WHAT THE EXERCISE ASKS: Reproduce every entry below precisely. Pictures are excluded from the copy.

INFORMATION SUPPLIED:
━━━━━━━━━━━━━━━━━━━━━━━━━━━━━━

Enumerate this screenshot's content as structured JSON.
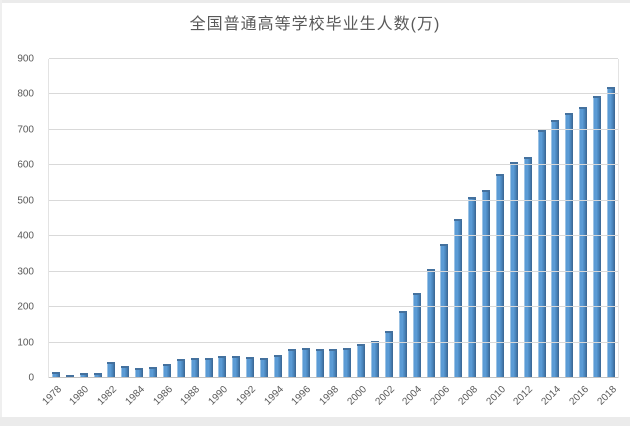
{
  "page": {
    "background": "#ffffff",
    "frame_color": "#ebebeb"
  },
  "chart_data": {
    "type": "bar",
    "title": "全国普通高等学校毕业生人数(万)",
    "xlabel": "",
    "ylabel": "",
    "ylim": [
      0,
      900
    ],
    "yticks": [
      0,
      100,
      200,
      300,
      400,
      500,
      600,
      700,
      800,
      900
    ],
    "grid": "horizontal",
    "legend": "none",
    "categories": [
      "1978",
      "1979",
      "1980",
      "1981",
      "1982",
      "1983",
      "1984",
      "1985",
      "1986",
      "1987",
      "1988",
      "1989",
      "1990",
      "1991",
      "1992",
      "1993",
      "1994",
      "1995",
      "1996",
      "1997",
      "1998",
      "1999",
      "2000",
      "2001",
      "2002",
      "2003",
      "2004",
      "2005",
      "2006",
      "2007",
      "2008",
      "2009",
      "2010",
      "2011",
      "2012",
      "2013",
      "2014",
      "2015",
      "2016",
      "2017",
      "2018"
    ],
    "values": [
      16.5,
      8.5,
      14.7,
      14.0,
      45.7,
      33.5,
      28.7,
      31.6,
      39.3,
      53.2,
      55.4,
      57.6,
      61.4,
      61.4,
      60.4,
      57.1,
      63.7,
      80.5,
      83.9,
      82.9,
      83.0,
      84.8,
      95.0,
      103.6,
      133.7,
      187.7,
      239.1,
      306.8,
      377.5,
      447.8,
      512.0,
      531.1,
      575.4,
      608.2,
      624.7,
      699.0,
      727.0,
      749.0,
      765.0,
      795.0,
      820.0
    ],
    "xtick_labels": [
      "1978",
      "1980",
      "1982",
      "1984",
      "1986",
      "1988",
      "1990",
      "1992",
      "1994",
      "1996",
      "1998",
      "2000",
      "2002",
      "2004",
      "2006",
      "2008",
      "2010",
      "2012",
      "2014",
      "2016",
      "2018"
    ],
    "xtick_every": 2,
    "colors": {
      "bar_fill": "#5b9bd5",
      "bar_highlight": "#9cc3e5",
      "bar_shade": "#3d6b99",
      "bar_cap": "#44719e",
      "gridline": "#d9d9d9",
      "axis_text": "#595959",
      "title_text": "#595959"
    }
  }
}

━━━━━━━━━━━━━━━━━━━━━━━━━━━━━━

RIGHT ANSWER:
Enumerate this screenshot's content as structured JSON.
{
  "page": {
    "background": "#ffffff",
    "frame_color": "#ebebeb"
  },
  "chart_data": {
    "type": "bar",
    "title": "全国普通高等学校毕业生人数(万)",
    "xlabel": "",
    "ylabel": "",
    "ylim": [
      0,
      900
    ],
    "yticks": [
      0,
      100,
      200,
      300,
      400,
      500,
      600,
      700,
      800,
      900
    ],
    "grid": "horizontal",
    "legend": "none",
    "categories": [
      "1978",
      "1979",
      "1980",
      "1981",
      "1982",
      "1983",
      "1984",
      "1985",
      "1986",
      "1987",
      "1988",
      "1989",
      "1990",
      "1991",
      "1992",
      "1993",
      "1994",
      "1995",
      "1996",
      "1997",
      "1998",
      "1999",
      "2000",
      "2001",
      "2002",
      "2003",
      "2004",
      "2005",
      "2006",
      "2007",
      "2008",
      "2009",
      "2010",
      "2011",
      "2012",
      "2013",
      "2014",
      "2015",
      "2016",
      "2017",
      "2018"
    ],
    "values": [
      16.5,
      8.5,
      14.7,
      14.0,
      45.7,
      33.5,
      28.7,
      31.6,
      39.3,
      53.2,
      55.4,
      57.6,
      61.4,
      61.4,
      60.4,
      57.1,
      63.7,
      80.5,
      83.9,
      82.9,
      83.0,
      84.8,
      95.0,
      103.6,
      133.7,
      187.7,
      239.1,
      306.8,
      377.5,
      447.8,
      512.0,
      531.1,
      575.4,
      608.2,
      624.7,
      699.0,
      727.0,
      749.0,
      765.0,
      795.0,
      820.0
    ],
    "xtick_labels": [
      "1978",
      "1980",
      "1982",
      "1984",
      "1986",
      "1988",
      "1990",
      "1992",
      "1994",
      "1996",
      "1998",
      "2000",
      "2002",
      "2004",
      "2006",
      "2008",
      "2010",
      "2012",
      "2014",
      "2016",
      "2018"
    ],
    "xtick_every": 2,
    "colors": {
      "bar_fill": "#5b9bd5",
      "bar_highlight": "#9cc3e5",
      "bar_shade": "#3d6b99",
      "bar_cap": "#44719e",
      "gridline": "#d9d9d9",
      "axis_text": "#595959",
      "title_text": "#595959"
    }
  }
}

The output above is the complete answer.